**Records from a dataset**
■ ■ ■ ■
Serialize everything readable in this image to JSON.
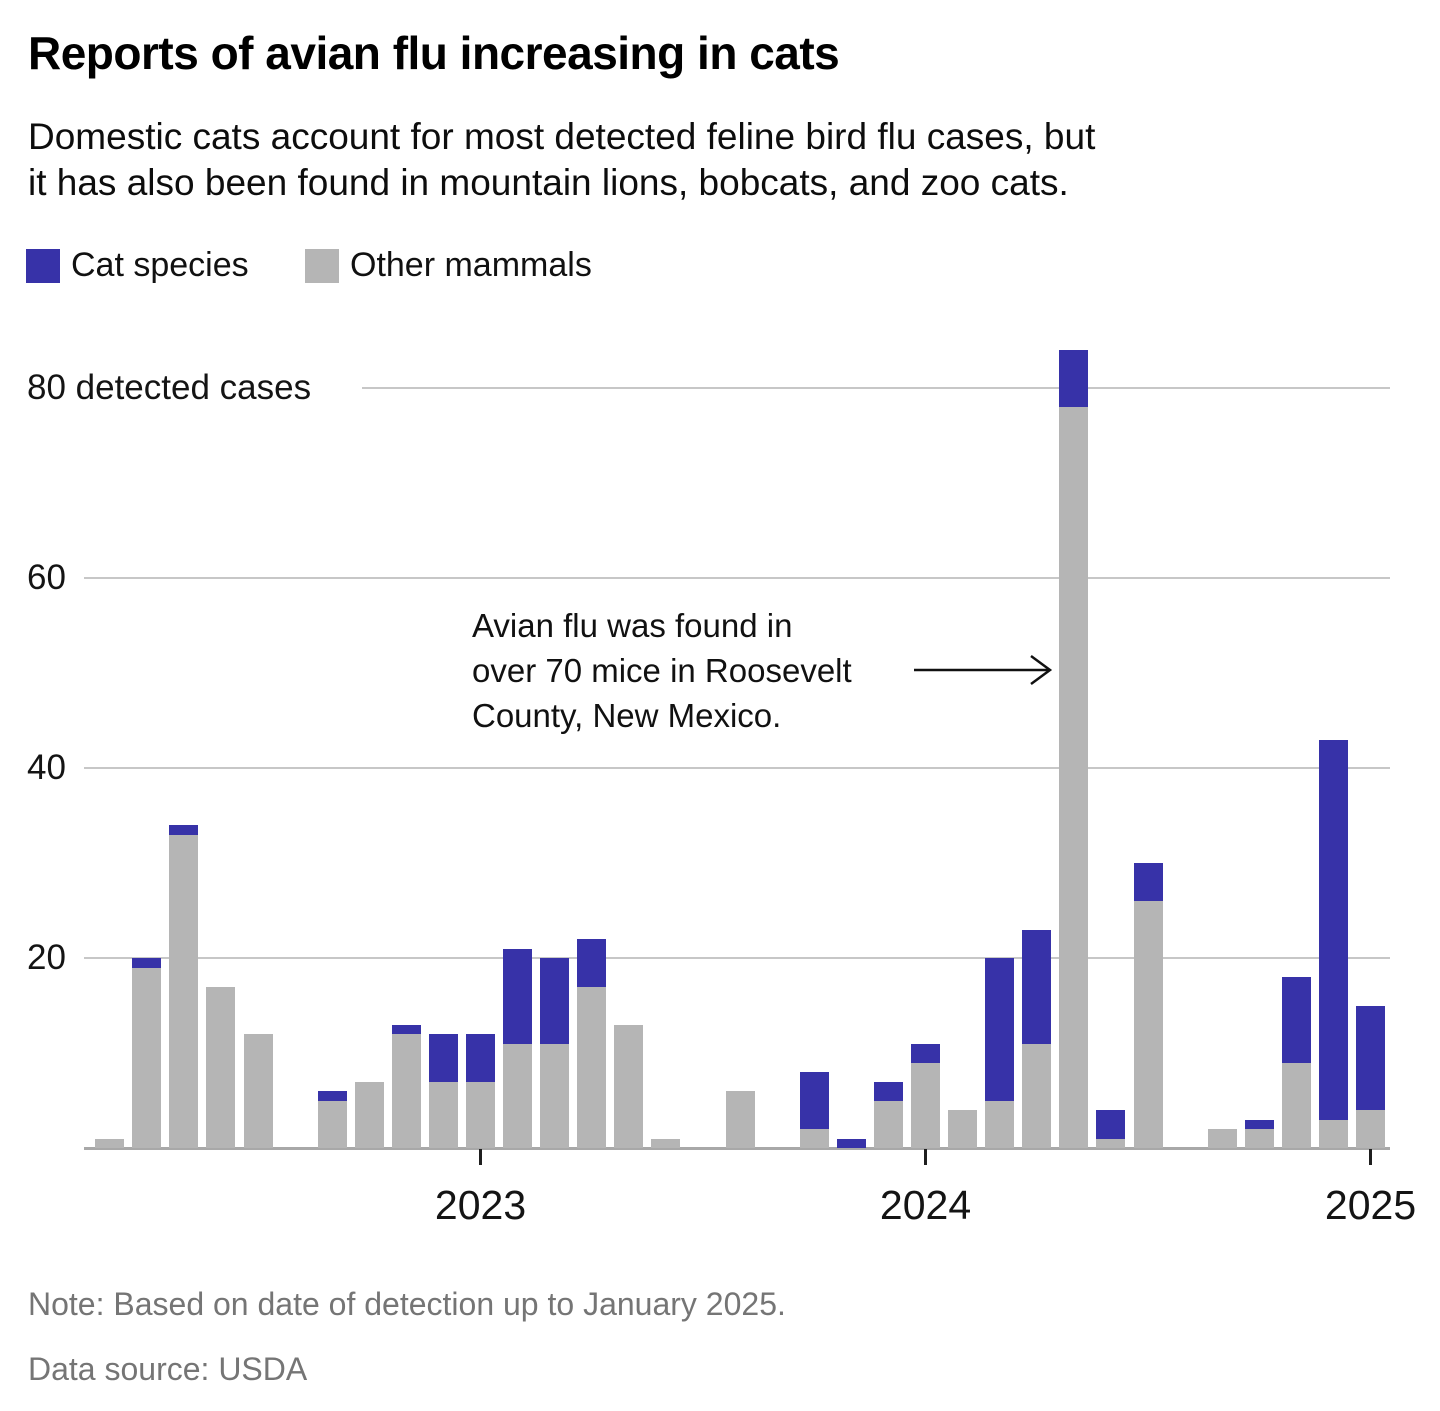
{
  "header": {
    "title": "Reports of avian flu increasing in cats",
    "subtitle_line1": "Domestic cats account for most detected feline bird flu cases, but",
    "subtitle_line2": "it has also been found in mountain lions, bobcats, and zoo cats."
  },
  "legend": {
    "items": [
      {
        "label": "Cat species",
        "color": "#3732a8"
      },
      {
        "label": "Other mammals",
        "color": "#b5b5b5"
      }
    ]
  },
  "chart_data": {
    "type": "bar",
    "stacked": true,
    "title": "Reports of avian flu increasing in cats",
    "xlabel": "",
    "ylabel": "detected cases",
    "ylim": [
      0,
      88
    ],
    "grid": true,
    "legend_position": "top-left",
    "x": [
      "Mar 2022",
      "Apr 2022",
      "May 2022",
      "Jun 2022",
      "Jul 2022",
      "Aug 2022",
      "Sep 2022",
      "Oct 2022",
      "Nov 2022",
      "Dec 2022",
      "Jan 2023",
      "Feb 2023",
      "Mar 2023",
      "Apr 2023",
      "May 2023",
      "Jun 2023",
      "Jul 2023",
      "Aug 2023",
      "Sep 2023",
      "Oct 2023",
      "Nov 2023",
      "Dec 2023",
      "Jan 2024",
      "Feb 2024",
      "Mar 2024",
      "Apr 2024",
      "May 2024",
      "Jun 2024",
      "Jul 2024",
      "Aug 2024",
      "Sep 2024",
      "Oct 2024",
      "Nov 2024",
      "Dec 2024",
      "Jan 2025"
    ],
    "series": [
      {
        "name": "Cat species",
        "color": "#3732a8",
        "values": [
          0,
          1,
          1,
          0,
          0,
          0,
          1,
          0,
          1,
          5,
          5,
          10,
          9,
          5,
          0,
          0,
          0,
          0,
          0,
          6,
          1,
          2,
          2,
          0,
          15,
          12,
          6,
          3,
          4,
          0,
          0,
          1,
          9,
          40,
          11
        ]
      },
      {
        "name": "Other mammals",
        "color": "#b5b5b5",
        "values": [
          1,
          19,
          33,
          17,
          12,
          0,
          5,
          7,
          12,
          7,
          7,
          11,
          11,
          17,
          13,
          1,
          0,
          6,
          0,
          2,
          0,
          5,
          9,
          4,
          5,
          11,
          78,
          1,
          26,
          0,
          2,
          2,
          9,
          3,
          4
        ]
      }
    ],
    "yticks": [
      {
        "value": 20,
        "label": "20"
      },
      {
        "value": 40,
        "label": "40"
      },
      {
        "value": 60,
        "label": "60"
      },
      {
        "value": 80,
        "label": "80 detected cases"
      }
    ],
    "xticks": [
      {
        "label": "2023",
        "month": "Jan 2023"
      },
      {
        "label": "2024",
        "month": "Jan 2024"
      },
      {
        "label": "2025",
        "month": "Jan 2025"
      }
    ],
    "annotation": {
      "lines": [
        "Avian flu was found in",
        "over 70 mice in Roosevelt",
        "County, New Mexico."
      ],
      "target_month": "May 2024"
    }
  },
  "notes": {
    "note": "Note: Based on date of detection up to January 2025.",
    "source": "Data source: USDA"
  }
}
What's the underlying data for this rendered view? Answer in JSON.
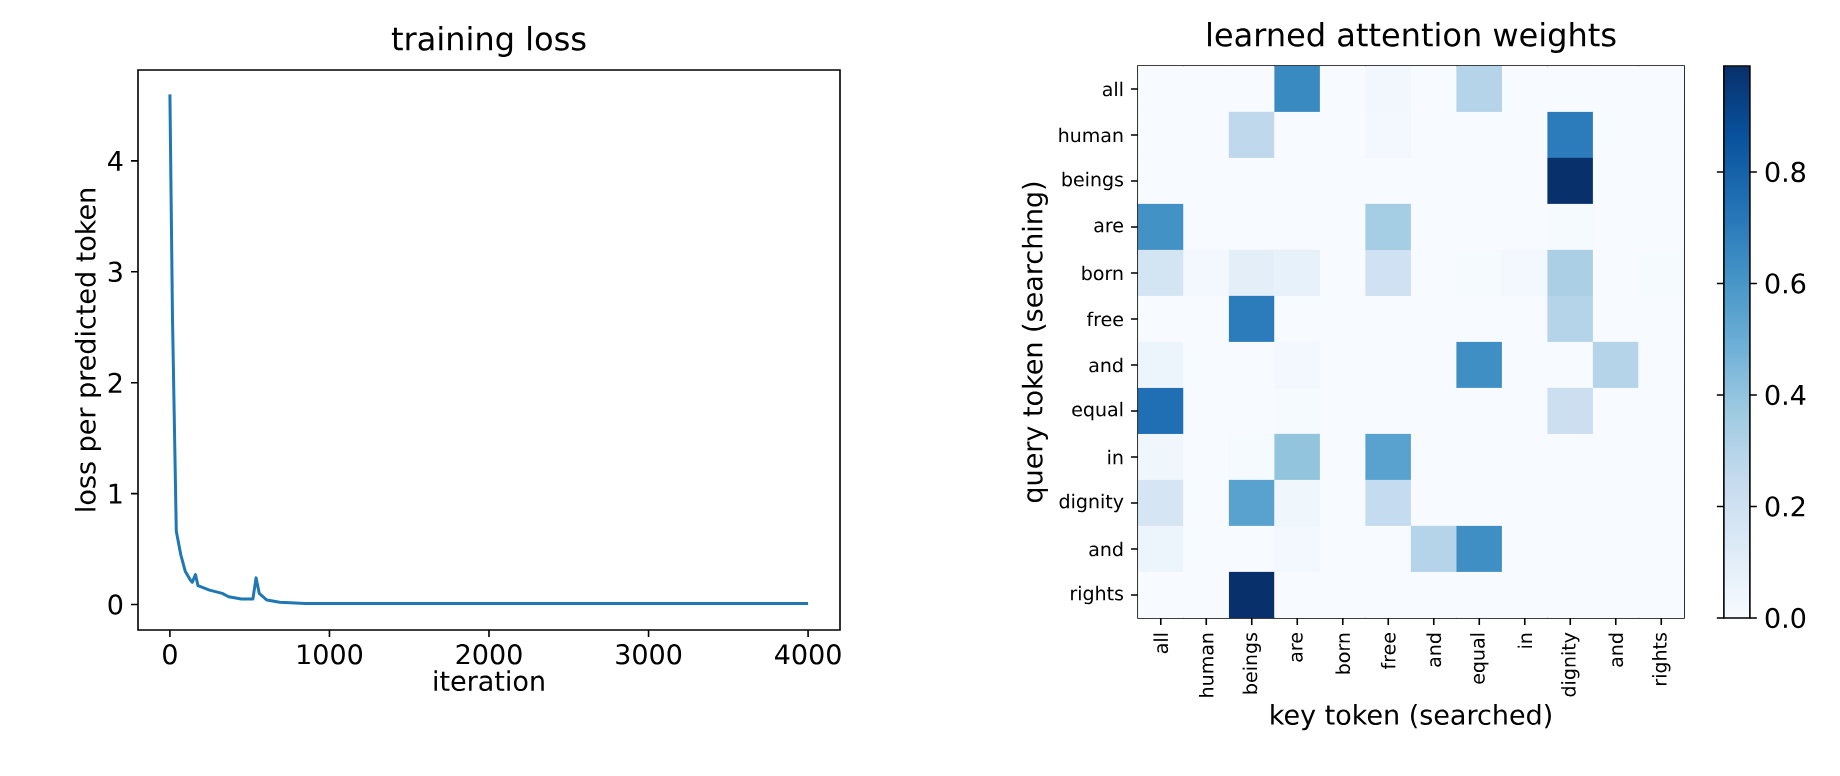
{
  "chart_data": [
    {
      "type": "line",
      "title": "training loss",
      "xlabel": "iteration",
      "ylabel": "loss per predicted token",
      "xlim": [
        -200,
        4200
      ],
      "ylim": [
        -0.23,
        4.82
      ],
      "xticks": [
        0,
        1000,
        2000,
        3000,
        4000
      ],
      "yticks": [
        0,
        1,
        2,
        3,
        4
      ],
      "series": [
        {
          "color": "#1f77b4",
          "x": [
            0,
            16,
            40,
            68,
            96,
            128,
            140,
            160,
            176,
            248,
            328,
            368,
            448,
            520,
            540,
            560,
            608,
            688,
            848,
            1500,
            2500,
            3500,
            4000
          ],
          "values": [
            4.6,
            2.6,
            0.66,
            0.45,
            0.3,
            0.22,
            0.2,
            0.27,
            0.17,
            0.13,
            0.1,
            0.07,
            0.05,
            0.05,
            0.24,
            0.1,
            0.04,
            0.02,
            0.01,
            0.01,
            0.01,
            0.01,
            0.01
          ]
        }
      ]
    },
    {
      "type": "heatmap",
      "title": "learned attention weights",
      "xlabel": "key token (searched)",
      "ylabel": "query token (searching)",
      "categories": [
        "all",
        "human",
        "beings",
        "are",
        "born",
        "free",
        "and",
        "equal",
        "in",
        "dignity",
        "and",
        "rights"
      ],
      "y_categories": [
        "all",
        "human",
        "beings",
        "are",
        "born",
        "free",
        "and",
        "equal",
        "in",
        "dignity",
        "and",
        "rights"
      ],
      "cells": [
        [
          0,
          0,
          0,
          0.65,
          0,
          0.03,
          0,
          0.3,
          0,
          0,
          0,
          0
        ],
        [
          0,
          0,
          0.27,
          0,
          0,
          0.02,
          0,
          0,
          0,
          0.7,
          0,
          0
        ],
        [
          0,
          0,
          0,
          0,
          0,
          0,
          0,
          0,
          0,
          0.99,
          0,
          0
        ],
        [
          0.62,
          0,
          0,
          0,
          0,
          0.35,
          0,
          0,
          0,
          0.01,
          0,
          0
        ],
        [
          0.18,
          0.02,
          0.1,
          0.08,
          0,
          0.2,
          0,
          0.01,
          0.02,
          0.33,
          0,
          0.01
        ],
        [
          0,
          0,
          0.7,
          0,
          0,
          0,
          0,
          0,
          0,
          0.3,
          0,
          0
        ],
        [
          0.05,
          0,
          0,
          0.02,
          0,
          0,
          0,
          0.63,
          0,
          0,
          0.3,
          0
        ],
        [
          0.75,
          0,
          0,
          0.01,
          0,
          0,
          0,
          0,
          0,
          0.22,
          0,
          0
        ],
        [
          0.04,
          0,
          0.01,
          0.4,
          0,
          0.55,
          0,
          0,
          0,
          0,
          0,
          0
        ],
        [
          0.17,
          0,
          0.55,
          0.04,
          0,
          0.25,
          0,
          0,
          0,
          0,
          0,
          0
        ],
        [
          0.05,
          0,
          0,
          0.02,
          0,
          0,
          0.3,
          0.63,
          0,
          0,
          0,
          0
        ],
        [
          0,
          0,
          0.99,
          0,
          0,
          0,
          0,
          0,
          0,
          0,
          0,
          0
        ]
      ],
      "clim": [
        0,
        0.99
      ],
      "cticks": [
        {
          "value": 0,
          "label": "0.0"
        },
        {
          "value": 0.2,
          "label": "0.2"
        },
        {
          "value": 0.4,
          "label": "0.4"
        },
        {
          "value": 0.6,
          "label": "0.6"
        },
        {
          "value": 0.8,
          "label": "0.8"
        }
      ]
    }
  ]
}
■ ■ ■ ■
In the lines above, locate the string "found". Copy every line where it occurs.

    "subtitle_line2": "it has also been found in mountain lions, bobcats, and zoo cats."
        "Avian flu was found in",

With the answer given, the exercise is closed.